• [WHAT TO WORK ON] Retype the whole listing below, character for character.

• [DATA SUPPLIED]
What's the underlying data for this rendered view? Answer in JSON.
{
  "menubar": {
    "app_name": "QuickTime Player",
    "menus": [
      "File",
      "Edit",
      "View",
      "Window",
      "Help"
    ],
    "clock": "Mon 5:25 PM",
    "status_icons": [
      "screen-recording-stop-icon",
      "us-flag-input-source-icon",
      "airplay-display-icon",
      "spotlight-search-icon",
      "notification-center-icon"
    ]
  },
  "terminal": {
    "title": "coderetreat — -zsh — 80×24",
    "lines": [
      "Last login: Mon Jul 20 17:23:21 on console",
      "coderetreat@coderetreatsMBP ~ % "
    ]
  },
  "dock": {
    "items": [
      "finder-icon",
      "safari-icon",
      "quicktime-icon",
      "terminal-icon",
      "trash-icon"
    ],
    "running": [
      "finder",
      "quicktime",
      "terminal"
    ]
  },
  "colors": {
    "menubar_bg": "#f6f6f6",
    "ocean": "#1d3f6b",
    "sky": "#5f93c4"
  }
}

• [SOLUTION FOR THIS TASK]
What's the underlying data for this rendered view? Answer in JSON.
{
  "menubar": {
    "app_name": "QuickTime Player",
    "menus": [
      "File",
      "Edit",
      "View",
      "Window",
      "Help"
    ],
    "clock": "Mon 5:25 PM",
    "status_icons": [
      "screen-recording-stop-icon",
      "us-flag-input-source-icon",
      "airplay-display-icon",
      "spotlight-search-icon",
      "notification-center-icon"
    ]
  },
  "terminal": {
    "title": "coderetreat — -zsh — 80×24",
    "lines": [
      "Last login: Mon Jul 20 17:23:21 on console",
      "coderetreat@coderetreatsMBP ~ % "
    ]
  },
  "dock": {
    "items": [
      "finder-icon",
      "safari-icon",
      "quicktime-icon",
      "terminal-icon",
      "trash-icon"
    ],
    "running": [
      "finder",
      "quicktime",
      "terminal"
    ]
  },
  "colors": {
    "menubar_bg": "#f6f6f6",
    "ocean": "#1d3f6b",
    "sky": "#5f93c4"
  }
}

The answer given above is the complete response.